--- BEGIN Given records ---

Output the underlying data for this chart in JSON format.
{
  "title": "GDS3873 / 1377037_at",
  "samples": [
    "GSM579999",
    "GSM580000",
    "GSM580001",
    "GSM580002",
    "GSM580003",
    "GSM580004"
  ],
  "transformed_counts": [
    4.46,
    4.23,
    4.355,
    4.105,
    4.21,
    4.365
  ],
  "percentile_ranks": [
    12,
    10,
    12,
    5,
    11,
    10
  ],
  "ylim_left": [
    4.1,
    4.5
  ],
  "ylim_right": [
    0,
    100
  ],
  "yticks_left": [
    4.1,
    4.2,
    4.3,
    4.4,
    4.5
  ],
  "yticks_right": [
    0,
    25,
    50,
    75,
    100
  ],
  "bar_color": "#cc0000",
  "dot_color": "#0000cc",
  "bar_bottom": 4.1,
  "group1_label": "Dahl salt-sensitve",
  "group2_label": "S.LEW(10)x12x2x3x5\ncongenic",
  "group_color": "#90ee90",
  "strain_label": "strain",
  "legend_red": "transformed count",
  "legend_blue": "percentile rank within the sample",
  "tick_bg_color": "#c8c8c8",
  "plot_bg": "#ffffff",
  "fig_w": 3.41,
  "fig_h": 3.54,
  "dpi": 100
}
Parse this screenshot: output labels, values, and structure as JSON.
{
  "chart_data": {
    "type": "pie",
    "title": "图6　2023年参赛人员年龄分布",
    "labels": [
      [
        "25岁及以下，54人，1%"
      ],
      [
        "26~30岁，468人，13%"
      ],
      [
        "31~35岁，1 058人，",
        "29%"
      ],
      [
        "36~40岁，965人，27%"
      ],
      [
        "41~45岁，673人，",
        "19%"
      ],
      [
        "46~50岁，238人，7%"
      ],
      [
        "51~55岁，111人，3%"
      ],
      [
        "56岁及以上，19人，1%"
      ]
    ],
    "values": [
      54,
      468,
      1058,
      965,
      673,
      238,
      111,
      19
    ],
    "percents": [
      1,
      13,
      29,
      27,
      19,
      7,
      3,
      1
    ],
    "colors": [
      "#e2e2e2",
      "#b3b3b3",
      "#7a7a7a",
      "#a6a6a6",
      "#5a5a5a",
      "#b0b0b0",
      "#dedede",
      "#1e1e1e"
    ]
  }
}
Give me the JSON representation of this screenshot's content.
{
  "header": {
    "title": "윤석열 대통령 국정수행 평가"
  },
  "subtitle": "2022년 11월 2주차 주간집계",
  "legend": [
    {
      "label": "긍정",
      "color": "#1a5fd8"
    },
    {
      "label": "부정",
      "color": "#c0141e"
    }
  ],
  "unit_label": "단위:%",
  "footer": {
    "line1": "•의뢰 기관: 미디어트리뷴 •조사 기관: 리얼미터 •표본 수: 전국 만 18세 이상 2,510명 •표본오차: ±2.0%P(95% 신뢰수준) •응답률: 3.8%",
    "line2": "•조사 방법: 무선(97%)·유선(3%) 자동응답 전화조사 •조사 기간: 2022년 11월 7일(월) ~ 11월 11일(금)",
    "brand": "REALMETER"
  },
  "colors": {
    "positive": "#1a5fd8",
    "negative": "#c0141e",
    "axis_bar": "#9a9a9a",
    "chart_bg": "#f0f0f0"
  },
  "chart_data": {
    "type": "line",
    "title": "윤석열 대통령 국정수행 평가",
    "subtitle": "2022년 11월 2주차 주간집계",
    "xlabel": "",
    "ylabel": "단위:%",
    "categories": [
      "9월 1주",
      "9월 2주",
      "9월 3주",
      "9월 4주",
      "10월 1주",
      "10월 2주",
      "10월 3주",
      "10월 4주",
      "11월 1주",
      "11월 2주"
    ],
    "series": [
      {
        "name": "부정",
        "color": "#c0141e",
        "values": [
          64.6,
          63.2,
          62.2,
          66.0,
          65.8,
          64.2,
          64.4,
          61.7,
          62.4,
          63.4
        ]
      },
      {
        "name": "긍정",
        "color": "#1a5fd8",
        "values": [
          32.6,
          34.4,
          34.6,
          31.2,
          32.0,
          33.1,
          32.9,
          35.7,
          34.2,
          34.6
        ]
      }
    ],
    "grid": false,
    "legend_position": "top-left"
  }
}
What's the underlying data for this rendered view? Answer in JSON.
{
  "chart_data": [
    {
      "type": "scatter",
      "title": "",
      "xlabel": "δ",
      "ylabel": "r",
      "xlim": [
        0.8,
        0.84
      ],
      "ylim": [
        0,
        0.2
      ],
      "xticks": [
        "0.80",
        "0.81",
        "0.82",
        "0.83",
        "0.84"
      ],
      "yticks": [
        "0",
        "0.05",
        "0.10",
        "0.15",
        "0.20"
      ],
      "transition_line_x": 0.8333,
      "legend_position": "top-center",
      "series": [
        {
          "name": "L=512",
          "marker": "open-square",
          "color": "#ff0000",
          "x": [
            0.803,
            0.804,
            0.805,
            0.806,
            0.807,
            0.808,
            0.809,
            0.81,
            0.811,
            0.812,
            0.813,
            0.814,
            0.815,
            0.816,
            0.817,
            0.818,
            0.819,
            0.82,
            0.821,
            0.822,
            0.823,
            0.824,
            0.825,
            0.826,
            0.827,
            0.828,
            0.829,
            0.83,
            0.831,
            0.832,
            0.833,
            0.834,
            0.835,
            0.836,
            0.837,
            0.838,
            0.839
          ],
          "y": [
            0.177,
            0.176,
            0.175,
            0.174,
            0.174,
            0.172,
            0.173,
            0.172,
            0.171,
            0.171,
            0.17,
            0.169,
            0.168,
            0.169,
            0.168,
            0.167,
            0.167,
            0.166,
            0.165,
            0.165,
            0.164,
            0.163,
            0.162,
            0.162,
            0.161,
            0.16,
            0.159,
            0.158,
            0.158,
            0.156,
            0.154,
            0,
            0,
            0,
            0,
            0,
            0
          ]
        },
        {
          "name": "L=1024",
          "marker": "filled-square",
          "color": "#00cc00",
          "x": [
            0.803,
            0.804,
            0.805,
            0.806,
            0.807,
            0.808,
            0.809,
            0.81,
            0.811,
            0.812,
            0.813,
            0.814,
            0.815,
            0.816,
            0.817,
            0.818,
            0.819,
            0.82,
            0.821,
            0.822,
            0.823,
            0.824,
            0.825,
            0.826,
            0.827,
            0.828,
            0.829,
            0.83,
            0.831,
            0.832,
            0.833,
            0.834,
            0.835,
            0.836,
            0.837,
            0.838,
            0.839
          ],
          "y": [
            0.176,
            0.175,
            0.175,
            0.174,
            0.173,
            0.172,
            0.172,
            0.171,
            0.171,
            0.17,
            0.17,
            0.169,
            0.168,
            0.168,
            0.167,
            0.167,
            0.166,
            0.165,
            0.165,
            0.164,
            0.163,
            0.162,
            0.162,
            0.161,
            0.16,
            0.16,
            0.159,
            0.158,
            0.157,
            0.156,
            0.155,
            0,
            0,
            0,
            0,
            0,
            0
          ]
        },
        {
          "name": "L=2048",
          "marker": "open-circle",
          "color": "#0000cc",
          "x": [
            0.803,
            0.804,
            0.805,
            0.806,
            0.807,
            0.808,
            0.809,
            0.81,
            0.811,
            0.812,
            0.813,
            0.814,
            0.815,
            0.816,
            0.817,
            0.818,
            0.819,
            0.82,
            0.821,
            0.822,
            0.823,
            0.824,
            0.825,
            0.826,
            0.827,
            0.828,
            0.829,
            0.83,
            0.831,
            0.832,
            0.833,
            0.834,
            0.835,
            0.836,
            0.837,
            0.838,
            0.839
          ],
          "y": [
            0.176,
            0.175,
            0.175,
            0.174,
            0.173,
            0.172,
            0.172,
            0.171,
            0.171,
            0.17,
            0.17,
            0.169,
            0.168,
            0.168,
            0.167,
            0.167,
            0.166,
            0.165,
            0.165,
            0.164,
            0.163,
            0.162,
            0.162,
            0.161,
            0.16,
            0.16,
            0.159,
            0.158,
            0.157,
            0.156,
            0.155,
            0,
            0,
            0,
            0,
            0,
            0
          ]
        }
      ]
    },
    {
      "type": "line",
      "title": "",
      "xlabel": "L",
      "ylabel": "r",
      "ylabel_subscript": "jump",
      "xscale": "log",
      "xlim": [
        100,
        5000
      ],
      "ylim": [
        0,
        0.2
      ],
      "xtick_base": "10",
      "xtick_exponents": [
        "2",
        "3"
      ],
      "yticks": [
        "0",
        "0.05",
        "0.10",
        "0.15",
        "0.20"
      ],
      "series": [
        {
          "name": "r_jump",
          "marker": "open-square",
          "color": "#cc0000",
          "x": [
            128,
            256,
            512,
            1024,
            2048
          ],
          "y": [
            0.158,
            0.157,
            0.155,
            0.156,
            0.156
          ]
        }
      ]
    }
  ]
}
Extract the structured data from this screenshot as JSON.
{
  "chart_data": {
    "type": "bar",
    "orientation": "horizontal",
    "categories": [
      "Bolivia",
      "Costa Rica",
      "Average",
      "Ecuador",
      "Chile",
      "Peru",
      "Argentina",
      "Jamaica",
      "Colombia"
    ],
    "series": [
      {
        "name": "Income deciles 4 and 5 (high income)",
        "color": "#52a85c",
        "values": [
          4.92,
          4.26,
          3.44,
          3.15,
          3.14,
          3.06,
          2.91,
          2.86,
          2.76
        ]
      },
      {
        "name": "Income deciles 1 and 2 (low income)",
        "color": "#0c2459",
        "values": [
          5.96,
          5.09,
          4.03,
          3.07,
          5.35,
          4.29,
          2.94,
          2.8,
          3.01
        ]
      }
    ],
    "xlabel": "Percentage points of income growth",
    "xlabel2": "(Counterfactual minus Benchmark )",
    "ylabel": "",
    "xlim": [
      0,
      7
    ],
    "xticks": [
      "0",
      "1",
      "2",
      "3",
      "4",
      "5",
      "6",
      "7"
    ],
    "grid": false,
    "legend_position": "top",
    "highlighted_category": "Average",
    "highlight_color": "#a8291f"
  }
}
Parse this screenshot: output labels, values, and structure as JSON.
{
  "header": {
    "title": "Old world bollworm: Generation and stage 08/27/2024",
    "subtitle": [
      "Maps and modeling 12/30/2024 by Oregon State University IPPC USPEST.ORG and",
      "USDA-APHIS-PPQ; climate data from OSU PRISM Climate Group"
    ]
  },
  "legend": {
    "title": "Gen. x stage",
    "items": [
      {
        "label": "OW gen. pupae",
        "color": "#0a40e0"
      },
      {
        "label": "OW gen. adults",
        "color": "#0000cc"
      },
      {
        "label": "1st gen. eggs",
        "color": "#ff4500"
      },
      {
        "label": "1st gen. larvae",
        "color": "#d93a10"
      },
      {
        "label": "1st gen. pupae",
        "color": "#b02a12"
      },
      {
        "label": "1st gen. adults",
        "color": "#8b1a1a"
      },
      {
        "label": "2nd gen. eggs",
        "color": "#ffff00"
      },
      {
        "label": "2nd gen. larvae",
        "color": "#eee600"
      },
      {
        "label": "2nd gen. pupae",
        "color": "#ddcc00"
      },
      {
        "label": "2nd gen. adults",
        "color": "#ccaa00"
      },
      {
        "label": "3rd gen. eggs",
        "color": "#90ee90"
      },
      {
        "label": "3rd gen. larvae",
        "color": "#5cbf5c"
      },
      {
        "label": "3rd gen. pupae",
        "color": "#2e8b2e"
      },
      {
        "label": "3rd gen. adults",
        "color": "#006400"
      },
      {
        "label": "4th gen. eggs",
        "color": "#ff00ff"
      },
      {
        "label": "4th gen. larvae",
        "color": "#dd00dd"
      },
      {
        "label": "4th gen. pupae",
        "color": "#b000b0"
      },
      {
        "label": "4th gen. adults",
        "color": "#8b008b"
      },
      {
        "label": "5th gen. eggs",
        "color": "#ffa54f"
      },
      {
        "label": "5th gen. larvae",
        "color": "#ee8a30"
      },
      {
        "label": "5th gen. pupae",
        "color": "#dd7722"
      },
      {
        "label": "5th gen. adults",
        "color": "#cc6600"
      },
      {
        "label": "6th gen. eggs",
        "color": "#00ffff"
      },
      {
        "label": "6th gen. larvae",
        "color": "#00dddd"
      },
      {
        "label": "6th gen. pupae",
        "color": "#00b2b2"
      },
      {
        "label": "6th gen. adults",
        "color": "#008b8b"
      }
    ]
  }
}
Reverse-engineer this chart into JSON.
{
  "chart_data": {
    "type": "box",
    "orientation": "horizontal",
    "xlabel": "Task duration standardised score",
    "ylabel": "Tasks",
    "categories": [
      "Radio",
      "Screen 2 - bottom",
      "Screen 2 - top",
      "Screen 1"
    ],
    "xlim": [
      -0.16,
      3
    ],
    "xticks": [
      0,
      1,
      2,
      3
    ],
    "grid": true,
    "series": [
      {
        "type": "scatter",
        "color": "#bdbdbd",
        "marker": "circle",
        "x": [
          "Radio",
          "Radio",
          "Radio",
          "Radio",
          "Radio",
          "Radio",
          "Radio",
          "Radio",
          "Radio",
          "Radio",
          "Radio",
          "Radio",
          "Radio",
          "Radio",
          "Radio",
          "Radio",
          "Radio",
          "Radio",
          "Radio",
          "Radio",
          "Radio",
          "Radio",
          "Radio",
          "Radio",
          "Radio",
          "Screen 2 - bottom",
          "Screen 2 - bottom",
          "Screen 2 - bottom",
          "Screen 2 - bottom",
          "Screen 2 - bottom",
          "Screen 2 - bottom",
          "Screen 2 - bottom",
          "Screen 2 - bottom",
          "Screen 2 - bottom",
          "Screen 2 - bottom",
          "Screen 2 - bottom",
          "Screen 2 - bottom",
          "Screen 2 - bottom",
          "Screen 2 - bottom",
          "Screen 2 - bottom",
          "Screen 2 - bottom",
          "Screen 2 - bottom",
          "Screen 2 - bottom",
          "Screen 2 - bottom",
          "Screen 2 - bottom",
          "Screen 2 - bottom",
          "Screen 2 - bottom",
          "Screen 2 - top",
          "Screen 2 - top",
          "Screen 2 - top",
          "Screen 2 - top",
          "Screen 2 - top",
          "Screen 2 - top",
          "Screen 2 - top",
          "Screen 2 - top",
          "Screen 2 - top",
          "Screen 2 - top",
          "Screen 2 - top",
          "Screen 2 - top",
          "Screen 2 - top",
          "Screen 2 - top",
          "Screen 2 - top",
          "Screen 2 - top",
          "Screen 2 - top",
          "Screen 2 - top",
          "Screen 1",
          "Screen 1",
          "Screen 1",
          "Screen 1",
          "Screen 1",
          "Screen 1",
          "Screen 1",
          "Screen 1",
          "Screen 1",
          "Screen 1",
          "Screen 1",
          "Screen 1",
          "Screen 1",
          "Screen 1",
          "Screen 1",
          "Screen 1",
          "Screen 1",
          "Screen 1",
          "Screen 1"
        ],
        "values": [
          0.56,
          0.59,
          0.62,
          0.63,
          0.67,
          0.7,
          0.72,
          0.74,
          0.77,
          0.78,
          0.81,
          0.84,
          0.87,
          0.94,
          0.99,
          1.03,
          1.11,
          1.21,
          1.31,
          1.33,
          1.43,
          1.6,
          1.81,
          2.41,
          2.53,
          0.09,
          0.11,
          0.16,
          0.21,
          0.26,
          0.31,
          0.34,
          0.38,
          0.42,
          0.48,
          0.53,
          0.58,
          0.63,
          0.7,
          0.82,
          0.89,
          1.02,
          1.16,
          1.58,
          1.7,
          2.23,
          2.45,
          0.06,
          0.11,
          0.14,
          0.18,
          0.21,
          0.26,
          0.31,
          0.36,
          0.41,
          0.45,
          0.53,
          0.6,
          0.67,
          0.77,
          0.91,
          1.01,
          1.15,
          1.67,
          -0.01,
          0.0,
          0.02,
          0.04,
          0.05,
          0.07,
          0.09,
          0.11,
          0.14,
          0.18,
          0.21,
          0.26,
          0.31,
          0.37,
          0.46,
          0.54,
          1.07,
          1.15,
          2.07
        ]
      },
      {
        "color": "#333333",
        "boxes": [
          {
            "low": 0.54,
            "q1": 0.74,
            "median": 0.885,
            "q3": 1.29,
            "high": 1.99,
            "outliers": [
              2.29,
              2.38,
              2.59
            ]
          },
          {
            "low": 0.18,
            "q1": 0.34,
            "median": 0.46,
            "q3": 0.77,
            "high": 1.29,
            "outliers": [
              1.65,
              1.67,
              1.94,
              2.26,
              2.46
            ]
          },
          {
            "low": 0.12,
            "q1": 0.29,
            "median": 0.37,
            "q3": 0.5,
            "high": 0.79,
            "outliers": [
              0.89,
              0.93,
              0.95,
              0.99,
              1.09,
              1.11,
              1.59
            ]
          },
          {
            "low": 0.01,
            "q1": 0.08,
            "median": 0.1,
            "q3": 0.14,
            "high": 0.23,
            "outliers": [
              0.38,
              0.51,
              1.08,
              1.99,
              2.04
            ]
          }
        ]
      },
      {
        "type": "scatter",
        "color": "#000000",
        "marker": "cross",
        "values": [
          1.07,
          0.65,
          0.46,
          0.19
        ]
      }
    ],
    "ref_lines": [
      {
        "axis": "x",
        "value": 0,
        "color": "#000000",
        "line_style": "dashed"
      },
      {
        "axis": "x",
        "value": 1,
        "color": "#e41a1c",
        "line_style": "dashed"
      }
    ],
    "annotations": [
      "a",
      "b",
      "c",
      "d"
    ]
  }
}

--- END Given records ---

### Task description
Examine the records and pull out every line where the string "stage" occurs.

### Result of this task
    "title": "Old world bollworm: Generation and stage 08/27/2024",
    "title": "Gen. x stage",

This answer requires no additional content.